(Data records)
※ ※ ※
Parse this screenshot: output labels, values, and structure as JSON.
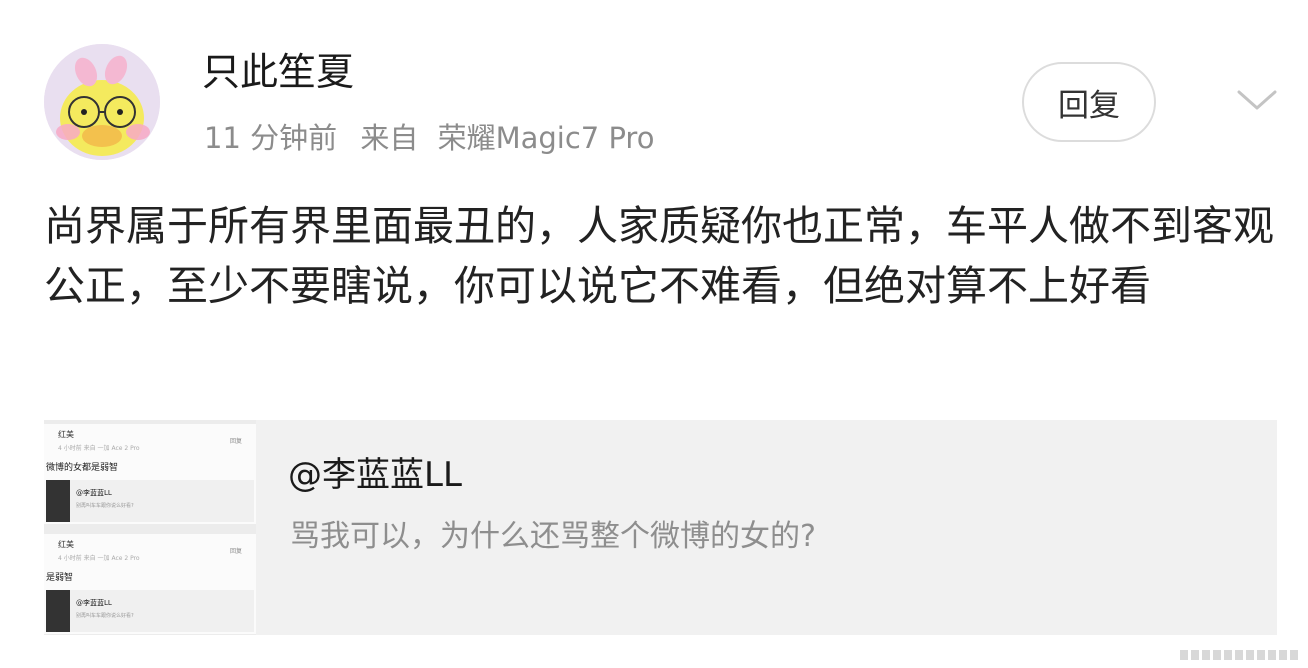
{
  "post": {
    "username": "只此笙夏",
    "time": "11 分钟前",
    "source_prefix": "来自",
    "source_device": "荣耀Magic7 Pro",
    "reply_label": "回复",
    "text": "尚界属于所有界里面最丑的，人家质疑你也正常，车平人做不到客观公正，至少不要瞎说，你可以说它不难看，但绝对算不上好看"
  },
  "quote": {
    "author": "@李蓝蓝LL",
    "text": "骂我可以，为什么还骂整个微博的女的?",
    "thumbnail": {
      "posts": [
        {
          "name": "红美",
          "meta": "4 小时前  来自 一加 Ace 2 Pro",
          "reply": "回复",
          "text": "微博的女都是弱智",
          "quote_name": "@李蓝蓝LL",
          "quote_text": "别再叫车车跟你说么好看?"
        },
        {
          "name": "红美",
          "meta": "4 小时前  来自 一加 Ace 2 Pro",
          "reply": "回复",
          "text": "是弱智",
          "quote_name": "@李蓝蓝LL",
          "quote_text": "别再叫车车跟你说么好看?"
        }
      ]
    }
  },
  "colors": {
    "text_primary": "#222222",
    "text_secondary": "#8c8c8c",
    "card_bg": "#f1f1f1",
    "border": "#dcdcdc"
  },
  "icons": {
    "more": "chevron-down-icon",
    "avatar": "duck-avatar-icon"
  }
}
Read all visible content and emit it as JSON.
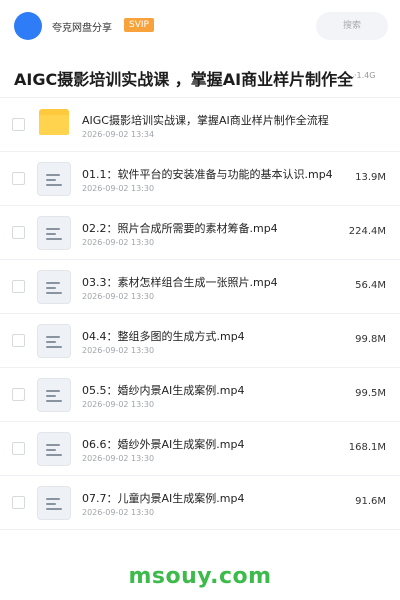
{
  "header": {
    "share_name": "夸克网盘分享",
    "badge": "SVIP",
    "search_placeholder": "搜索"
  },
  "folder": {
    "title": "AIGC摄影培训实战课 ，掌握AI商业样片制作全流程",
    "meta": "·1.4G"
  },
  "files": [
    {
      "name": "AIGC摄影培训实战课，掌握AI商业样片制作全流程",
      "date": "2026-09-02 13:34",
      "size": "",
      "type": "folder"
    },
    {
      "name": "01.1：软件平台的安装准备与功能的基本认识.mp4",
      "date": "2026-09-02 13:30",
      "size": "13.9M",
      "type": "video"
    },
    {
      "name": "02.2：照片合成所需要的素材筹备.mp4",
      "date": "2026-09-02 13:30",
      "size": "224.4M",
      "type": "video"
    },
    {
      "name": "03.3：素材怎样组合生成一张照片.mp4",
      "date": "2026-09-02 13:30",
      "size": "56.4M",
      "type": "video"
    },
    {
      "name": "04.4：整组多图的生成方式.mp4",
      "date": "2026-09-02 13:30",
      "size": "99.8M",
      "type": "video"
    },
    {
      "name": "05.5：婚纱内景AI生成案例.mp4",
      "date": "2026-09-02 13:30",
      "size": "99.5M",
      "type": "video"
    },
    {
      "name": "06.6：婚纱外景AI生成案例.mp4",
      "date": "2026-09-02 13:30",
      "size": "168.1M",
      "type": "video"
    },
    {
      "name": "07.7：儿童内景AI生成案例.mp4",
      "date": "2026-09-02 13:30",
      "size": "91.6M",
      "type": "video"
    }
  ],
  "watermark": "msouy.com",
  "colors": {
    "avatar": "#2f7df6",
    "badge": "#f7a23b",
    "folder_icon": "#ffd34d",
    "watermark": "#3dbb4a"
  }
}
※ ※ ※
What is being asked: Write out each line of the data exactly; the images should be left out.

Complete response:
Parse this screenshot: output labels, values, and structure as JSON.
{
  "post": {
    "username": "只此笙夏",
    "time": "11 分钟前",
    "source_prefix": "来自",
    "source_device": "荣耀Magic7 Pro",
    "reply_label": "回复",
    "text": "尚界属于所有界里面最丑的，人家质疑你也正常，车平人做不到客观公正，至少不要瞎说，你可以说它不难看，但绝对算不上好看"
  },
  "quote": {
    "author": "@李蓝蓝LL",
    "text": "骂我可以，为什么还骂整个微博的女的?",
    "thumbnail": {
      "posts": [
        {
          "name": "红美",
          "meta": "4 小时前  来自 一加 Ace 2 Pro",
          "reply": "回复",
          "text": "微博的女都是弱智",
          "quote_name": "@李蓝蓝LL",
          "quote_text": "别再叫车车跟你说么好看?"
        },
        {
          "name": "红美",
          "meta": "4 小时前  来自 一加 Ace 2 Pro",
          "reply": "回复",
          "text": "是弱智",
          "quote_name": "@李蓝蓝LL",
          "quote_text": "别再叫车车跟你说么好看?"
        }
      ]
    }
  },
  "colors": {
    "text_primary": "#222222",
    "text_secondary": "#8c8c8c",
    "card_bg": "#f1f1f1",
    "border": "#dcdcdc"
  },
  "icons": {
    "more": "chevron-down-icon",
    "avatar": "duck-avatar-icon"
  }
}
Read all visible content and emit it as JSON.
{
  "header": {
    "share_name": "夸克网盘分享",
    "badge": "SVIP",
    "search_placeholder": "搜索"
  },
  "folder": {
    "title": "AIGC摄影培训实战课 ，掌握AI商业样片制作全流程",
    "meta": "·1.4G"
  },
  "files": [
    {
      "name": "AIGC摄影培训实战课，掌握AI商业样片制作全流程",
      "date": "2026-09-02 13:34",
      "size": "",
      "type": "folder"
    },
    {
      "name": "01.1：软件平台的安装准备与功能的基本认识.mp4",
      "date": "2026-09-02 13:30",
      "size": "13.9M",
      "type": "video"
    },
    {
      "name": "02.2：照片合成所需要的素材筹备.mp4",
      "date": "2026-09-02 13:30",
      "size": "224.4M",
      "type": "video"
    },
    {
      "name": "03.3：素材怎样组合生成一张照片.mp4",
      "date": "2026-09-02 13:30",
      "size": "56.4M",
      "type": "video"
    },
    {
      "name": "04.4：整组多图的生成方式.mp4",
      "date": "2026-09-02 13:30",
      "size": "99.8M",
      "type": "video"
    },
    {
      "name": "05.5：婚纱内景AI生成案例.mp4",
      "date": "2026-09-02 13:30",
      "size": "99.5M",
      "type": "video"
    },
    {
      "name": "06.6：婚纱外景AI生成案例.mp4",
      "date": "2026-09-02 13:30",
      "size": "168.1M",
      "type": "video"
    },
    {
      "name": "07.7：儿童内景AI生成案例.mp4",
      "date": "2026-09-02 13:30",
      "size": "91.6M",
      "type": "video"
    }
  ],
  "watermark": "msouy.com",
  "colors": {
    "avatar": "#2f7df6",
    "badge": "#f7a23b",
    "folder_icon": "#ffd34d",
    "watermark": "#3dbb4a"
  }
}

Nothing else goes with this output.